▶ TASK GOAL:
Leave out the pictures and repeat every record exactly.

▶ INFORMATION PROVIDED:
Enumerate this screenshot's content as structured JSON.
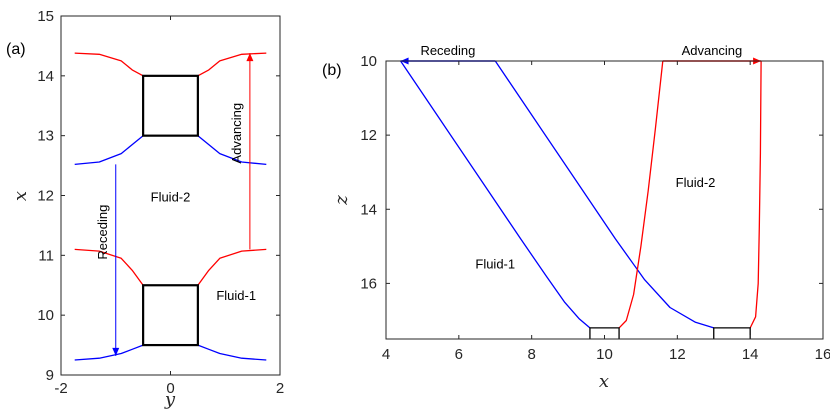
{
  "chart_data": [
    {
      "panel_label": "(a)",
      "type": "line",
      "xlabel": "y",
      "ylabel": "x",
      "xlim": [
        -2,
        2
      ],
      "ylim": [
        9,
        15
      ],
      "xticks": [
        "-2",
        "0",
        "2"
      ],
      "yticks": [
        "9",
        "10",
        "11",
        "12",
        "13",
        "14",
        "15"
      ],
      "grid": false,
      "colors": {
        "advancing": "#ff0000",
        "receding": "#0000ff",
        "obstacle": "#000000"
      },
      "curves": {
        "red_top_left": [
          [
            -1.75,
            14.38
          ],
          [
            -1.3,
            14.36
          ],
          [
            -0.9,
            14.25
          ],
          [
            -0.7,
            14.1
          ],
          [
            -0.5,
            14.0
          ]
        ],
        "red_top_right": [
          [
            0.5,
            14.0
          ],
          [
            0.7,
            14.1
          ],
          [
            0.9,
            14.25
          ],
          [
            1.3,
            14.36
          ],
          [
            1.75,
            14.38
          ]
        ],
        "blue_top_left": [
          [
            -1.75,
            12.52
          ],
          [
            -1.3,
            12.56
          ],
          [
            -0.9,
            12.7
          ],
          [
            -0.7,
            12.85
          ],
          [
            -0.5,
            13.0
          ]
        ],
        "blue_top_right": [
          [
            0.5,
            13.0
          ],
          [
            0.7,
            12.85
          ],
          [
            0.9,
            12.7
          ],
          [
            1.3,
            12.56
          ],
          [
            1.75,
            12.52
          ]
        ],
        "red_bot_left": [
          [
            -1.75,
            11.1
          ],
          [
            -1.3,
            11.07
          ],
          [
            -0.9,
            10.95
          ],
          [
            -0.7,
            10.75
          ],
          [
            -0.5,
            10.5
          ]
        ],
        "red_bot_right": [
          [
            0.5,
            10.5
          ],
          [
            0.7,
            10.75
          ],
          [
            0.9,
            10.95
          ],
          [
            1.3,
            11.07
          ],
          [
            1.75,
            11.1
          ]
        ],
        "blue_bot_left": [
          [
            -1.75,
            9.25
          ],
          [
            -1.3,
            9.28
          ],
          [
            -0.9,
            9.36
          ],
          [
            -0.7,
            9.43
          ],
          [
            -0.5,
            9.5
          ]
        ],
        "blue_bot_right": [
          [
            0.5,
            9.5
          ],
          [
            0.7,
            9.43
          ],
          [
            0.9,
            9.36
          ],
          [
            1.3,
            9.28
          ],
          [
            1.75,
            9.25
          ]
        ]
      },
      "obstacles": [
        {
          "y0": -0.5,
          "y1": 0.5,
          "x0": 13.0,
          "x1": 14.0
        },
        {
          "y0": -0.5,
          "y1": 0.5,
          "x0": 9.5,
          "x1": 10.5
        }
      ],
      "arrows": [
        {
          "label": "Receding",
          "color": "#0000ff",
          "y": -1.0,
          "from": 12.52,
          "to": 9.32
        },
        {
          "label": "Advancing",
          "color": "#ff0000",
          "y": 1.45,
          "from": 11.1,
          "to": 14.38
        }
      ],
      "annotations": [
        {
          "text": "Fluid-2",
          "y": 0.0,
          "x": 11.9
        },
        {
          "text": "Fluid-1",
          "y": 1.2,
          "x": 10.25
        }
      ]
    },
    {
      "panel_label": "(b)",
      "type": "line",
      "xlabel": "x",
      "ylabel": "z",
      "xlim": [
        4,
        16
      ],
      "ylim": [
        10,
        17.5
      ],
      "y_reversed": true,
      "xticks": [
        "4",
        "6",
        "8",
        "10",
        "12",
        "14",
        "16"
      ],
      "yticks": [
        "10",
        "12",
        "14",
        "16"
      ],
      "grid": false,
      "curves": {
        "blue_1": [
          [
            4.4,
            10.0
          ],
          [
            5.5,
            11.6
          ],
          [
            6.6,
            13.2
          ],
          [
            7.7,
            14.8
          ],
          [
            8.4,
            15.8
          ],
          [
            8.9,
            16.5
          ],
          [
            9.3,
            16.95
          ],
          [
            9.6,
            17.2
          ]
        ],
        "blue_2": [
          [
            7.0,
            10.0
          ],
          [
            8.1,
            11.6
          ],
          [
            9.2,
            13.2
          ],
          [
            10.3,
            14.8
          ],
          [
            11.1,
            15.9
          ],
          [
            11.8,
            16.65
          ],
          [
            12.5,
            17.05
          ],
          [
            13.0,
            17.2
          ]
        ],
        "red_1": [
          [
            11.6,
            10.0
          ],
          [
            11.4,
            11.8
          ],
          [
            11.2,
            13.5
          ],
          [
            11.0,
            15.0
          ],
          [
            10.8,
            16.3
          ],
          [
            10.6,
            17.0
          ],
          [
            10.4,
            17.2
          ]
        ],
        "red_2": [
          [
            14.3,
            10.0
          ],
          [
            14.28,
            12.5
          ],
          [
            14.25,
            14.5
          ],
          [
            14.22,
            16.0
          ],
          [
            14.15,
            16.9
          ],
          [
            14.0,
            17.2
          ]
        ]
      },
      "obstacles": [
        {
          "x0": 9.6,
          "x1": 10.4,
          "z0": 17.2,
          "z1": 17.5
        },
        {
          "x0": 13.0,
          "x1": 14.0,
          "z0": 17.2,
          "z1": 17.5
        }
      ],
      "arrows": [
        {
          "label": "Receding",
          "color": "#0000ff",
          "from": 7.0,
          "to": 4.4
        },
        {
          "label": "Advancing",
          "color": "#ff0000",
          "from": 11.6,
          "to": 14.3
        }
      ],
      "annotations": [
        {
          "text": "Fluid-2",
          "x": 12.5,
          "z": 13.4
        },
        {
          "text": "Fluid-1",
          "x": 7.0,
          "z": 15.6
        }
      ]
    }
  ]
}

▶ WRITTEN SOLUTION:
Enumerate this screenshot's content as structured JSON.
{
  "chart_data": [
    {
      "panel_label": "(a)",
      "type": "line",
      "xlabel": "y",
      "ylabel": "x",
      "xlim": [
        -2,
        2
      ],
      "ylim": [
        9,
        15
      ],
      "xticks": [
        "-2",
        "0",
        "2"
      ],
      "yticks": [
        "9",
        "10",
        "11",
        "12",
        "13",
        "14",
        "15"
      ],
      "grid": false,
      "colors": {
        "advancing": "#ff0000",
        "receding": "#0000ff",
        "obstacle": "#000000"
      },
      "curves": {
        "red_top_left": [
          [
            -1.75,
            14.38
          ],
          [
            -1.3,
            14.36
          ],
          [
            -0.9,
            14.25
          ],
          [
            -0.7,
            14.1
          ],
          [
            -0.5,
            14.0
          ]
        ],
        "red_top_right": [
          [
            0.5,
            14.0
          ],
          [
            0.7,
            14.1
          ],
          [
            0.9,
            14.25
          ],
          [
            1.3,
            14.36
          ],
          [
            1.75,
            14.38
          ]
        ],
        "blue_top_left": [
          [
            -1.75,
            12.52
          ],
          [
            -1.3,
            12.56
          ],
          [
            -0.9,
            12.7
          ],
          [
            -0.7,
            12.85
          ],
          [
            -0.5,
            13.0
          ]
        ],
        "blue_top_right": [
          [
            0.5,
            13.0
          ],
          [
            0.7,
            12.85
          ],
          [
            0.9,
            12.7
          ],
          [
            1.3,
            12.56
          ],
          [
            1.75,
            12.52
          ]
        ],
        "red_bot_left": [
          [
            -1.75,
            11.1
          ],
          [
            -1.3,
            11.07
          ],
          [
            -0.9,
            10.95
          ],
          [
            -0.7,
            10.75
          ],
          [
            -0.5,
            10.5
          ]
        ],
        "red_bot_right": [
          [
            0.5,
            10.5
          ],
          [
            0.7,
            10.75
          ],
          [
            0.9,
            10.95
          ],
          [
            1.3,
            11.07
          ],
          [
            1.75,
            11.1
          ]
        ],
        "blue_bot_left": [
          [
            -1.75,
            9.25
          ],
          [
            -1.3,
            9.28
          ],
          [
            -0.9,
            9.36
          ],
          [
            -0.7,
            9.43
          ],
          [
            -0.5,
            9.5
          ]
        ],
        "blue_bot_right": [
          [
            0.5,
            9.5
          ],
          [
            0.7,
            9.43
          ],
          [
            0.9,
            9.36
          ],
          [
            1.3,
            9.28
          ],
          [
            1.75,
            9.25
          ]
        ]
      },
      "obstacles": [
        {
          "y0": -0.5,
          "y1": 0.5,
          "x0": 13.0,
          "x1": 14.0
        },
        {
          "y0": -0.5,
          "y1": 0.5,
          "x0": 9.5,
          "x1": 10.5
        }
      ],
      "arrows": [
        {
          "label": "Receding",
          "color": "#0000ff",
          "y": -1.0,
          "from": 12.52,
          "to": 9.32
        },
        {
          "label": "Advancing",
          "color": "#ff0000",
          "y": 1.45,
          "from": 11.1,
          "to": 14.38
        }
      ],
      "annotations": [
        {
          "text": "Fluid-2",
          "y": 0.0,
          "x": 11.9
        },
        {
          "text": "Fluid-1",
          "y": 1.2,
          "x": 10.25
        }
      ]
    },
    {
      "panel_label": "(b)",
      "type": "line",
      "xlabel": "x",
      "ylabel": "z",
      "xlim": [
        4,
        16
      ],
      "ylim": [
        10,
        17.5
      ],
      "y_reversed": true,
      "xticks": [
        "4",
        "6",
        "8",
        "10",
        "12",
        "14",
        "16"
      ],
      "yticks": [
        "10",
        "12",
        "14",
        "16"
      ],
      "grid": false,
      "curves": {
        "blue_1": [
          [
            4.4,
            10.0
          ],
          [
            5.5,
            11.6
          ],
          [
            6.6,
            13.2
          ],
          [
            7.7,
            14.8
          ],
          [
            8.4,
            15.8
          ],
          [
            8.9,
            16.5
          ],
          [
            9.3,
            16.95
          ],
          [
            9.6,
            17.2
          ]
        ],
        "blue_2": [
          [
            7.0,
            10.0
          ],
          [
            8.1,
            11.6
          ],
          [
            9.2,
            13.2
          ],
          [
            10.3,
            14.8
          ],
          [
            11.1,
            15.9
          ],
          [
            11.8,
            16.65
          ],
          [
            12.5,
            17.05
          ],
          [
            13.0,
            17.2
          ]
        ],
        "red_1": [
          [
            11.6,
            10.0
          ],
          [
            11.4,
            11.8
          ],
          [
            11.2,
            13.5
          ],
          [
            11.0,
            15.0
          ],
          [
            10.8,
            16.3
          ],
          [
            10.6,
            17.0
          ],
          [
            10.4,
            17.2
          ]
        ],
        "red_2": [
          [
            14.3,
            10.0
          ],
          [
            14.28,
            12.5
          ],
          [
            14.25,
            14.5
          ],
          [
            14.22,
            16.0
          ],
          [
            14.15,
            16.9
          ],
          [
            14.0,
            17.2
          ]
        ]
      },
      "obstacles": [
        {
          "x0": 9.6,
          "x1": 10.4,
          "z0": 17.2,
          "z1": 17.5
        },
        {
          "x0": 13.0,
          "x1": 14.0,
          "z0": 17.2,
          "z1": 17.5
        }
      ],
      "arrows": [
        {
          "label": "Receding",
          "color": "#0000ff",
          "from": 7.0,
          "to": 4.4
        },
        {
          "label": "Advancing",
          "color": "#ff0000",
          "from": 11.6,
          "to": 14.3
        }
      ],
      "annotations": [
        {
          "text": "Fluid-2",
          "x": 12.5,
          "z": 13.4
        },
        {
          "text": "Fluid-1",
          "x": 7.0,
          "z": 15.6
        }
      ]
    }
  ]
}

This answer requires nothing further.